**DATA IN THIS EXERCISE:**
_ _ _ _ _
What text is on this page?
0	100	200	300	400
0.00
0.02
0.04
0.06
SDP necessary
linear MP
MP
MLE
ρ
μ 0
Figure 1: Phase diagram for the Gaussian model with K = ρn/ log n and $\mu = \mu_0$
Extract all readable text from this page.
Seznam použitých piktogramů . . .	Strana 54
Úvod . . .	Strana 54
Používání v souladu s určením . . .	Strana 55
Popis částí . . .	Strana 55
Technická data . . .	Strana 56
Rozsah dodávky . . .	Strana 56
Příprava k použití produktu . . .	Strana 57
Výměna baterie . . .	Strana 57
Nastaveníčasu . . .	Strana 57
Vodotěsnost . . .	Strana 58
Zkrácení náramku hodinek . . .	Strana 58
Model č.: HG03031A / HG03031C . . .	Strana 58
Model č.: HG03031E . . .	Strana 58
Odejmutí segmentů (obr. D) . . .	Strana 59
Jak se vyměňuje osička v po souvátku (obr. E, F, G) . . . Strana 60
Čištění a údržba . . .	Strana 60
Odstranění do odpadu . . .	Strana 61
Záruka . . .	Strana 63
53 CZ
_ _ _ _ _
Return each line with "page".

**RESPONSE BELOW:**
What text is on this page?
Extract all readable text from this page.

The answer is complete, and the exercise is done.